__Work instruction__.
Print the full passage on dermcidin below word for word.

__Study text__.
------------------------------------------------------------------------

It seems that this research group accidentally stumbled on a heretofore unknown gene while they were going through DNA libraries from two totally unrelated conditions, melanoma and nevus cell lines. The gene appeared on chromosome 12, and their investigation revealed that it sets up the preparation of a peptide in the body, which is found only in the skin. Further evaluation pinpointed the action of this substance strictly to the sweat glands. When the team studied sweat from four volunteers (I have no idea whether these individuals also possessed real killer armpits) they were able to show that a processed form of the original peptide was in the sweat. These were truly clever scientists because they immediately recognized the fact that this peptide was similar in size to proteins known as defensins, which are secreted by skin cells. Since they were well aware that defensins are able to attack microbes, they decided to test whether the sweat peptide could do the same thing. They hit the nail on the head when they were able to prove that this new agent is active against both gram-positive and gram-negative bacteria, as well as some yeast species. They called the peptide dermcidin. It turned out to be a rather extensively adept agent since it can kill E.coli, E.faecalis, S.aureus, and Candida albicans; all of which are important troublemakers. Working in the high salt level and acidic environment of sweat, dermcidin did its killer job at low concentrations, and became even more effective as the concentration increased. This was no fluke because other similar peptides were unable to show such antibiotic capabilities. Next in line is to determine whether dermcidin will also kill viruses.

This finding may carry some true promise for the future since the structure of dermcidin is nothing like previously discovered antibiotic proteins. It is also interesting to note that dermcidin is produced continually by the sweat glands, unlike the defensins, which only appear if there is inflammation.

------------------------------------------------------------------------

__Extracted records__.

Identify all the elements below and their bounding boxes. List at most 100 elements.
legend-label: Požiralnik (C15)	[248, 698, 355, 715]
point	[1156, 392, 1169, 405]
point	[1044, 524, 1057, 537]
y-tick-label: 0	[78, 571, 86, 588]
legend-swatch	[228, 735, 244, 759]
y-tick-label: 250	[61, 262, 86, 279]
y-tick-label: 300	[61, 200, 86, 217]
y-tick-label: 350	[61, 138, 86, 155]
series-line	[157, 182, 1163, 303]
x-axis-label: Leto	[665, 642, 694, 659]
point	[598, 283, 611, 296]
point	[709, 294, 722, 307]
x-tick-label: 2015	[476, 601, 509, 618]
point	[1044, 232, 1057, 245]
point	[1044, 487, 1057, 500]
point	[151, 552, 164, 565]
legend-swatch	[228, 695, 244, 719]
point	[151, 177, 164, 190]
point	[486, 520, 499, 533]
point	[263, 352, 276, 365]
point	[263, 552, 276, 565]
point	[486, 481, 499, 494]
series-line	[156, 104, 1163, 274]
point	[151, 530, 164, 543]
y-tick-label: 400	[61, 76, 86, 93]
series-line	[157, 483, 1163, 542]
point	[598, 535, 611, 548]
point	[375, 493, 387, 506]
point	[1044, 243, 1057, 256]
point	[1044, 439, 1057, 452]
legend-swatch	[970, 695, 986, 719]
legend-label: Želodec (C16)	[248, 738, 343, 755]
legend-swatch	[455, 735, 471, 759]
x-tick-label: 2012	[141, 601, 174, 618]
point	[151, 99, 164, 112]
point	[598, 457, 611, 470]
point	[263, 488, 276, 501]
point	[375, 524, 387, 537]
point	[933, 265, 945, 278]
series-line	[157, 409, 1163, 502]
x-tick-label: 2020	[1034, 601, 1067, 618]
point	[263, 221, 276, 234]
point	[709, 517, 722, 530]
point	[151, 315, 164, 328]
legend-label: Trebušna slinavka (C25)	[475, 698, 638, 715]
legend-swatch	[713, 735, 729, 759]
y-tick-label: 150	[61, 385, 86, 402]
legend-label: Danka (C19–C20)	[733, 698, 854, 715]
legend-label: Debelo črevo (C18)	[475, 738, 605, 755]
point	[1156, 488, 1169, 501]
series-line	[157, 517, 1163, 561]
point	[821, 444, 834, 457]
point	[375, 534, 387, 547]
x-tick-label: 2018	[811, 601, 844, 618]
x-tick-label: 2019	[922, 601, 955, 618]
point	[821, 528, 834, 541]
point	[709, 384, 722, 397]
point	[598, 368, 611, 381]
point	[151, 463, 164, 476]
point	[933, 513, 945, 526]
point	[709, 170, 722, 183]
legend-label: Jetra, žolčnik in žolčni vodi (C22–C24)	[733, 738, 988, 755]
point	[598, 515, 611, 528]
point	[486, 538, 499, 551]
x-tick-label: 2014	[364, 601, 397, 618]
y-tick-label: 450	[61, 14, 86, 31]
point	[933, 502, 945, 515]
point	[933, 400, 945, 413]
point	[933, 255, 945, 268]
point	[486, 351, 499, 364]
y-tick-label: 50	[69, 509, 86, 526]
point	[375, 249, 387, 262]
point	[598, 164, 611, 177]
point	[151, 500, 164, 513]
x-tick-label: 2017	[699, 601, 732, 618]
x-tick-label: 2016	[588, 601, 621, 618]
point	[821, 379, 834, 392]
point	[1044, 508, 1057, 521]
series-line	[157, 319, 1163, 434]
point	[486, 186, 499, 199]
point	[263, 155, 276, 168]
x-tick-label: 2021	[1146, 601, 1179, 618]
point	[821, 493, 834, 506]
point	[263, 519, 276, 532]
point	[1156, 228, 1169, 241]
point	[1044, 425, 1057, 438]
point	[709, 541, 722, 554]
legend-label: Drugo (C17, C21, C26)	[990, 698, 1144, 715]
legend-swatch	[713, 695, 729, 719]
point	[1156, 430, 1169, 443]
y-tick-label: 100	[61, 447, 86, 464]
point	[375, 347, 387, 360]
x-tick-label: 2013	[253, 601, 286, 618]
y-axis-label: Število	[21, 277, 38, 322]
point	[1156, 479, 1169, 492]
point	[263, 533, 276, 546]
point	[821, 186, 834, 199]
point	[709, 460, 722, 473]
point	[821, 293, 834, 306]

------------------------------------------------------------------------

__Result below__.
It seems that this research group accidentally stumbled on a heretofore unknown gene while they were going through DNA libraries from two totally unrelated conditions, melanoma and nevus cell lines. The gene appeared on chromosome 12, and their investigation revealed that it sets up the preparation of a peptide in the body, which is found only in the skin. Further evaluation pinpointed the action of this substance strictly to the sweat glands. When the team studied sweat from four volunteers (I have no idea whether these individuals also possessed real killer armpits) they were able to show that a processed form of the original peptide was in the sweat. These were truly clever scientists because they immediately recognized the fact that this peptide was similar in size to proteins known as defensins, which are secreted by skin cells. Since they were well aware that defensins are able to attack microbes, they decided to test whether the sweat peptide could do the same thing. They hit the nail on the head when they were able to prove that this new agent is active against both gram-positive and gram-negative bacteria, as well as some yeast species. They called the peptide dermcidin. It turned out to be a rather extensively adept agent since it can kill E.coli, E.faecalis, S.aureus, and Candida albicans; all of which are important troublemakers. Working in the high salt level and acidic environment of sweat, dermcidin did its killer job at low concentrations, and became even more effective as the concentration increased. This was no fluke because other similar peptides were unable to show such antibiotic capabilities. Next in line is to determine whether dermcidin will also kill viruses.

This finding may carry some true promise for the future since the structure of dermcidin is nothing like previously discovered antibiotic proteins. It is also interesting to note that dermcidin is produced continually by the sweat glands, unlike the defensins, which only appear if there is inflammation.